RECORDS SUPPLIED:
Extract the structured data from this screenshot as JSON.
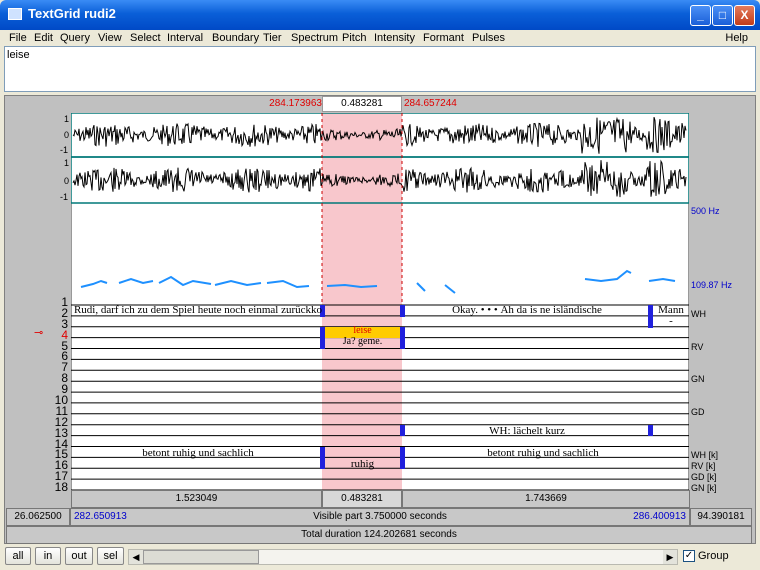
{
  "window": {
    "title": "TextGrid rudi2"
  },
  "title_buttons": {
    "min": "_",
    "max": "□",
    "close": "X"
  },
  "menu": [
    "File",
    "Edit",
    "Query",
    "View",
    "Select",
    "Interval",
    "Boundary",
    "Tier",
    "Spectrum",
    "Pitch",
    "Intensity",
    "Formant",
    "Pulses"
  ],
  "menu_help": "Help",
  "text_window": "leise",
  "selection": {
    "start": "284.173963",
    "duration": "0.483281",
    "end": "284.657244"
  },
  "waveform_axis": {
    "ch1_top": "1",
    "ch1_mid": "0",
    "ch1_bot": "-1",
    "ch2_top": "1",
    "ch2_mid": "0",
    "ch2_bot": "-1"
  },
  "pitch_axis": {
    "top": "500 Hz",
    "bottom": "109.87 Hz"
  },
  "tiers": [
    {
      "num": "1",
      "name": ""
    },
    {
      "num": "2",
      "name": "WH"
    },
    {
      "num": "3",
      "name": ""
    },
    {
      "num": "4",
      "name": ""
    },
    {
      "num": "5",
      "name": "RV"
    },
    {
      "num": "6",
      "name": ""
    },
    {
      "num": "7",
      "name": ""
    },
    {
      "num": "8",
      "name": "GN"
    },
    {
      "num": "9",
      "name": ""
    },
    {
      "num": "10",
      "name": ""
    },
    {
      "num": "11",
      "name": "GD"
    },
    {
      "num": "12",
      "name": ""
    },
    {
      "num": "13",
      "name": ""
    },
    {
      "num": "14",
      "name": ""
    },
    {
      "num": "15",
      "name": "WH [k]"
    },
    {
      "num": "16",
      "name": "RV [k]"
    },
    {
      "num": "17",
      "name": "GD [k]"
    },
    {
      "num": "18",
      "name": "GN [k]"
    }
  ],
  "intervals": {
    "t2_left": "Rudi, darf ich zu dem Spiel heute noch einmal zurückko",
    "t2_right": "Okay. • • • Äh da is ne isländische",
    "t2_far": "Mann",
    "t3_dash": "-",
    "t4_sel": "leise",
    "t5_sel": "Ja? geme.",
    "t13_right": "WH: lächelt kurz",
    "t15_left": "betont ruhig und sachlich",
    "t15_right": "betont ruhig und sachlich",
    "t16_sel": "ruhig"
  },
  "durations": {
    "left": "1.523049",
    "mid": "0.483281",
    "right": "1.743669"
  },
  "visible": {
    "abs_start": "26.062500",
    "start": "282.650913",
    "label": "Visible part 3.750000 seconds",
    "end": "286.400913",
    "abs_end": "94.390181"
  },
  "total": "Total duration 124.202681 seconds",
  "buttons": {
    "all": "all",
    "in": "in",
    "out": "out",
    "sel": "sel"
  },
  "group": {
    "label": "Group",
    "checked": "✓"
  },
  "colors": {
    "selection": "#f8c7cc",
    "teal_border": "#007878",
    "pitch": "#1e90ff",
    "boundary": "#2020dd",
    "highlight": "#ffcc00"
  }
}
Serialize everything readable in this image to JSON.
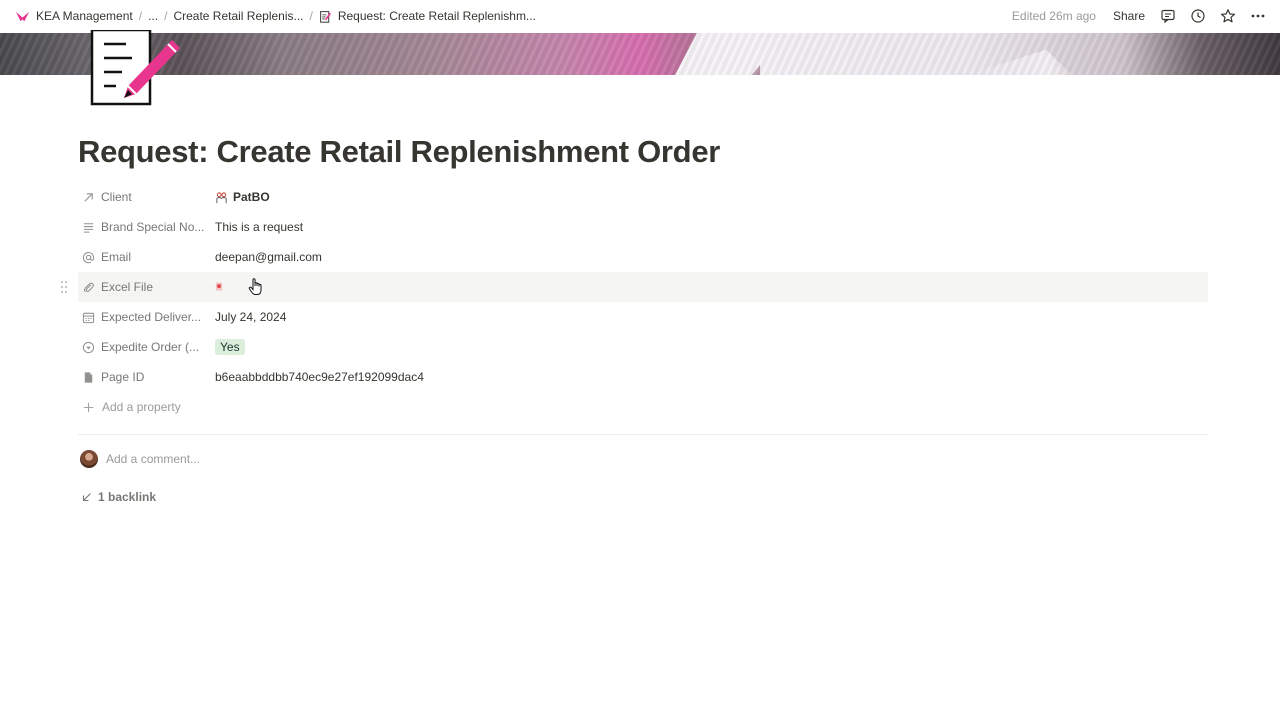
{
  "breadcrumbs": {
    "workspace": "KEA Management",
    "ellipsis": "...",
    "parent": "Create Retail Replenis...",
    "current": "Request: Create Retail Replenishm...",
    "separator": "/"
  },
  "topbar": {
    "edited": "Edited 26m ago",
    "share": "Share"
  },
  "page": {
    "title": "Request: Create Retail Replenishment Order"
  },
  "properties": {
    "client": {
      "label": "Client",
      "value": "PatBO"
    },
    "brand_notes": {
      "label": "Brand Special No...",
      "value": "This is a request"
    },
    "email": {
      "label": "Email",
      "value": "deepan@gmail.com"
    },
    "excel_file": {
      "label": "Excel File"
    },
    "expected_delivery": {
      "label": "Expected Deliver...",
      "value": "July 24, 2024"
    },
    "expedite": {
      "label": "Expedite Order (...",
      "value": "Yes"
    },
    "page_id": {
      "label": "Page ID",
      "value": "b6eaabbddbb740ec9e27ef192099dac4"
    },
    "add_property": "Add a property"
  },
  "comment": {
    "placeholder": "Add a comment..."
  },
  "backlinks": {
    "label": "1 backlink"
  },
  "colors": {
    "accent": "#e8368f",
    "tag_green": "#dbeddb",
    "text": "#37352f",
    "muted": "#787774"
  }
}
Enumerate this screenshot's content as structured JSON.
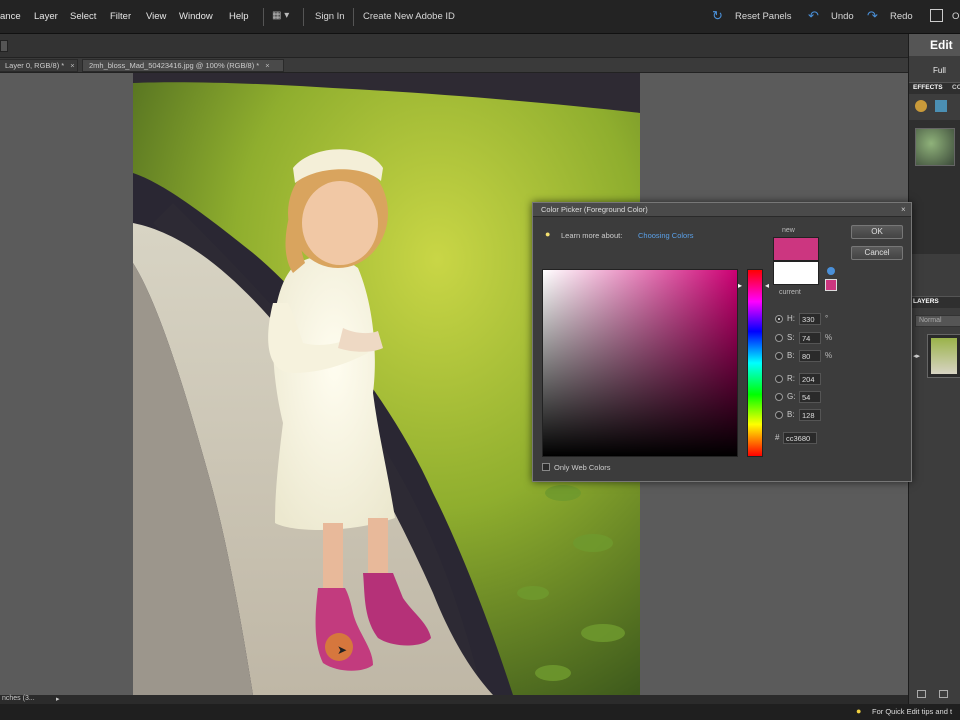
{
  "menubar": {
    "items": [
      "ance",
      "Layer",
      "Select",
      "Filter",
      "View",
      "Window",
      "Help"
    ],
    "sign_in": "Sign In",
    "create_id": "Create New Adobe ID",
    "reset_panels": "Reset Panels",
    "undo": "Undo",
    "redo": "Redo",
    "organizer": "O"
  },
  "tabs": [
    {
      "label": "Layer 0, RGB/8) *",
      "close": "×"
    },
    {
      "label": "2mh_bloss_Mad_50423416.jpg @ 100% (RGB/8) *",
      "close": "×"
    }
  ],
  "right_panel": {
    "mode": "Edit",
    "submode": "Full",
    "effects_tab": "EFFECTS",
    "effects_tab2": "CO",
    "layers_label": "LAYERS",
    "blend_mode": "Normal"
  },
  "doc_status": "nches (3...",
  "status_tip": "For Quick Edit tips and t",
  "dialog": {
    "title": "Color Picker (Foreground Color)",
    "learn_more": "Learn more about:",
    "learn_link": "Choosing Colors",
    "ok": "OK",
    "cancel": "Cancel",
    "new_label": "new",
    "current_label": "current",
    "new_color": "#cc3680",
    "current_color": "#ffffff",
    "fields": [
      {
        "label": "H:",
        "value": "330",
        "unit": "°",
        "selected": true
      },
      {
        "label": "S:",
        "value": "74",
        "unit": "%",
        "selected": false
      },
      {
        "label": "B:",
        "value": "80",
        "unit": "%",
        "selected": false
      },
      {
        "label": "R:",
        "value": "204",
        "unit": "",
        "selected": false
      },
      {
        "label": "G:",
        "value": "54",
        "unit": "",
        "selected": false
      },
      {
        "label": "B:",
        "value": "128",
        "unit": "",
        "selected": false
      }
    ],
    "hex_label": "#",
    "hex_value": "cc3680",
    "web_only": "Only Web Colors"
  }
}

EXERCISE INSTRUCTIONS: Check the records above line by line and tally those holding the string "seconds". Answer with the number only.

RESPONSE TO THE EXERCISE: 2